### LISTED RECORDS ###

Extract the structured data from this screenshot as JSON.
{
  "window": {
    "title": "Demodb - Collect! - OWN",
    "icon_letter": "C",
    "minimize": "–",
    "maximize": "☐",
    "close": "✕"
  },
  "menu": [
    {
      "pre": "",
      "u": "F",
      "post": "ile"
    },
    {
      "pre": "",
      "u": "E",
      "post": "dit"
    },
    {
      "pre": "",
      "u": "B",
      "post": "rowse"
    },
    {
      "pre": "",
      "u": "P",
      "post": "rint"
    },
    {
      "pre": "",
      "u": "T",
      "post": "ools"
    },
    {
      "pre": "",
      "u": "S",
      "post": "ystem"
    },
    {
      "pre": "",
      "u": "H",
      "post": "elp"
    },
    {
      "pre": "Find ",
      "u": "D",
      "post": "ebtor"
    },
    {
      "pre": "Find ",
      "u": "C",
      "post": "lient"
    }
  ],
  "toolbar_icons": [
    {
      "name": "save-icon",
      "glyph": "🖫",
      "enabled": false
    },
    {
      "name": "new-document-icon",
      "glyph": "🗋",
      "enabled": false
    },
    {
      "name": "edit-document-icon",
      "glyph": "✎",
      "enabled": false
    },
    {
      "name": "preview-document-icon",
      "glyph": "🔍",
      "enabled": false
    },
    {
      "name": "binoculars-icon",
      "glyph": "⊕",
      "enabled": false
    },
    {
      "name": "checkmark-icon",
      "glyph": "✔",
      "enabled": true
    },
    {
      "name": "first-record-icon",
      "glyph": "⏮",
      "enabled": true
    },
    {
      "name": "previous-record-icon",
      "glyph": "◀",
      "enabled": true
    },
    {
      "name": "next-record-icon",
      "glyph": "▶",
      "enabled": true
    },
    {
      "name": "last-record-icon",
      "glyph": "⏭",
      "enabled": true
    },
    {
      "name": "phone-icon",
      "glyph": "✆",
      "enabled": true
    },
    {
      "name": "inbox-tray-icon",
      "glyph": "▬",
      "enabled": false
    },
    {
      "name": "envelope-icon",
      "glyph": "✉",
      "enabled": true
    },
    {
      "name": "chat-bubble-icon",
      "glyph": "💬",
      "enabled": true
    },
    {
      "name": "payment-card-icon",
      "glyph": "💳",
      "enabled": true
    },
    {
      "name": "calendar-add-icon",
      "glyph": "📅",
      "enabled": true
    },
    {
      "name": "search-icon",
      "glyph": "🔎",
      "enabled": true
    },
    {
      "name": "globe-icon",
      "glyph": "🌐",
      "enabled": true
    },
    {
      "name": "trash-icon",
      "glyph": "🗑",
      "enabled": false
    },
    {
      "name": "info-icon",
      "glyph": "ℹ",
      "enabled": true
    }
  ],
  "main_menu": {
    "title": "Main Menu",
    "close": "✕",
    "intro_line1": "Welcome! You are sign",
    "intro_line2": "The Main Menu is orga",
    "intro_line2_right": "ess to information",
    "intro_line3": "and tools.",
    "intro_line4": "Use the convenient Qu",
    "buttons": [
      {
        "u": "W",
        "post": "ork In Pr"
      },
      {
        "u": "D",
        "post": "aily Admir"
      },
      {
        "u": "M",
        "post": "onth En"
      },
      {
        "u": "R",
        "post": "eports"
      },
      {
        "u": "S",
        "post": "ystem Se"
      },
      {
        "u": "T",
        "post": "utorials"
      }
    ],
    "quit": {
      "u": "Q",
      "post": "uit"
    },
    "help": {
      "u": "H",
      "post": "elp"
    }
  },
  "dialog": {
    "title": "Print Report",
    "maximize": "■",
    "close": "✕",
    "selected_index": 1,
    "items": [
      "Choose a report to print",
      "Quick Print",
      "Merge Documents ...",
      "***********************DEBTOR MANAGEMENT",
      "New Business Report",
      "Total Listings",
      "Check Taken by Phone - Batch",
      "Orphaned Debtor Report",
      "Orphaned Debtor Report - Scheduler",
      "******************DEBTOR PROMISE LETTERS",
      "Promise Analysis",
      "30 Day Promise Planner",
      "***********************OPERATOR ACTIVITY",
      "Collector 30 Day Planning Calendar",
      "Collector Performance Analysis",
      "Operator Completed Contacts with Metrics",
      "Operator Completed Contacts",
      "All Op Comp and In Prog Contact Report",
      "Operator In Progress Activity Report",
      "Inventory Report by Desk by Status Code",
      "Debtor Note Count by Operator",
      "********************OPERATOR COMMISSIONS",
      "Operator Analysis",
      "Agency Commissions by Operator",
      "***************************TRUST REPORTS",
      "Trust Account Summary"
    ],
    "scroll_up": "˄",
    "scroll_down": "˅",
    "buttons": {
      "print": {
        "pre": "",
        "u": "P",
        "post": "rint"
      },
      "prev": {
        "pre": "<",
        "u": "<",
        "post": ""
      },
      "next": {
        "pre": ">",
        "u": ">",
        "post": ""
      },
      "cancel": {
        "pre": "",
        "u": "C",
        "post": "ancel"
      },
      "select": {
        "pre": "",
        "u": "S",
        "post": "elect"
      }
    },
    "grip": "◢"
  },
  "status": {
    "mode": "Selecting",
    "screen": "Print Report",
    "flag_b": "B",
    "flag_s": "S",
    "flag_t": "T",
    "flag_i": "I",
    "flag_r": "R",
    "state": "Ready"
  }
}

###

- **THE REQUEST**
Each entry must be reproduced verbatim.

- **RESULT OF THIS EXERCISE**
Extract the structured data from this screenshot as JSON.
{
  "window": {
    "title": "Demodb - Collect! - OWN",
    "icon_letter": "C",
    "minimize": "–",
    "maximize": "☐",
    "close": "✕"
  },
  "menu": [
    {
      "pre": "",
      "u": "F",
      "post": "ile"
    },
    {
      "pre": "",
      "u": "E",
      "post": "dit"
    },
    {
      "pre": "",
      "u": "B",
      "post": "rowse"
    },
    {
      "pre": "",
      "u": "P",
      "post": "rint"
    },
    {
      "pre": "",
      "u": "T",
      "post": "ools"
    },
    {
      "pre": "",
      "u": "S",
      "post": "ystem"
    },
    {
      "pre": "",
      "u": "H",
      "post": "elp"
    },
    {
      "pre": "Find ",
      "u": "D",
      "post": "ebtor"
    },
    {
      "pre": "Find ",
      "u": "C",
      "post": "lient"
    }
  ],
  "toolbar_icons": [
    {
      "name": "save-icon",
      "glyph": "🖫",
      "enabled": false
    },
    {
      "name": "new-document-icon",
      "glyph": "🗋",
      "enabled": false
    },
    {
      "name": "edit-document-icon",
      "glyph": "✎",
      "enabled": false
    },
    {
      "name": "preview-document-icon",
      "glyph": "🔍",
      "enabled": false
    },
    {
      "name": "binoculars-icon",
      "glyph": "⊕",
      "enabled": false
    },
    {
      "name": "checkmark-icon",
      "glyph": "✔",
      "enabled": true
    },
    {
      "name": "first-record-icon",
      "glyph": "⏮",
      "enabled": true
    },
    {
      "name": "previous-record-icon",
      "glyph": "◀",
      "enabled": true
    },
    {
      "name": "next-record-icon",
      "glyph": "▶",
      "enabled": true
    },
    {
      "name": "last-record-icon",
      "glyph": "⏭",
      "enabled": true
    },
    {
      "name": "phone-icon",
      "glyph": "✆",
      "enabled": true
    },
    {
      "name": "inbox-tray-icon",
      "glyph": "▬",
      "enabled": false
    },
    {
      "name": "envelope-icon",
      "glyph": "✉",
      "enabled": true
    },
    {
      "name": "chat-bubble-icon",
      "glyph": "💬",
      "enabled": true
    },
    {
      "name": "payment-card-icon",
      "glyph": "💳",
      "enabled": true
    },
    {
      "name": "calendar-add-icon",
      "glyph": "📅",
      "enabled": true
    },
    {
      "name": "search-icon",
      "glyph": "🔎",
      "enabled": true
    },
    {
      "name": "globe-icon",
      "glyph": "🌐",
      "enabled": true
    },
    {
      "name": "trash-icon",
      "glyph": "🗑",
      "enabled": false
    },
    {
      "name": "info-icon",
      "glyph": "ℹ",
      "enabled": true
    }
  ],
  "main_menu": {
    "title": "Main Menu",
    "close": "✕",
    "intro_line1": "Welcome! You are sign",
    "intro_line2": "The Main Menu is orga",
    "intro_line2_right": "ess to information",
    "intro_line3": "and tools.",
    "intro_line4": "Use the convenient Qu",
    "buttons": [
      {
        "u": "W",
        "post": "ork In Pr"
      },
      {
        "u": "D",
        "post": "aily Admir"
      },
      {
        "u": "M",
        "post": "onth En"
      },
      {
        "u": "R",
        "post": "eports"
      },
      {
        "u": "S",
        "post": "ystem Se"
      },
      {
        "u": "T",
        "post": "utorials"
      }
    ],
    "quit": {
      "u": "Q",
      "post": "uit"
    },
    "help": {
      "u": "H",
      "post": "elp"
    }
  },
  "dialog": {
    "title": "Print Report",
    "maximize": "■",
    "close": "✕",
    "selected_index": 1,
    "items": [
      "Choose a report to print",
      "Quick Print",
      "Merge Documents ...",
      "***********************DEBTOR MANAGEMENT",
      "New Business Report",
      "Total Listings",
      "Check Taken by Phone - Batch",
      "Orphaned Debtor Report",
      "Orphaned Debtor Report - Scheduler",
      "******************DEBTOR PROMISE LETTERS",
      "Promise Analysis",
      "30 Day Promise Planner",
      "***********************OPERATOR ACTIVITY",
      "Collector 30 Day Planning Calendar",
      "Collector Performance Analysis",
      "Operator Completed Contacts with Metrics",
      "Operator Completed Contacts",
      "All Op Comp and In Prog Contact Report",
      "Operator In Progress Activity Report",
      "Inventory Report by Desk by Status Code",
      "Debtor Note Count by Operator",
      "********************OPERATOR COMMISSIONS",
      "Operator Analysis",
      "Agency Commissions by Operator",
      "***************************TRUST REPORTS",
      "Trust Account Summary"
    ],
    "scroll_up": "˄",
    "scroll_down": "˅",
    "buttons": {
      "print": {
        "pre": "",
        "u": "P",
        "post": "rint"
      },
      "prev": {
        "pre": "<",
        "u": "<",
        "post": ""
      },
      "next": {
        "pre": ">",
        "u": ">",
        "post": ""
      },
      "cancel": {
        "pre": "",
        "u": "C",
        "post": "ancel"
      },
      "select": {
        "pre": "",
        "u": "S",
        "post": "elect"
      }
    },
    "grip": "◢"
  },
  "status": {
    "mode": "Selecting",
    "screen": "Print Report",
    "flag_b": "B",
    "flag_s": "S",
    "flag_t": "T",
    "flag_i": "I",
    "flag_r": "R",
    "state": "Ready"
  }
}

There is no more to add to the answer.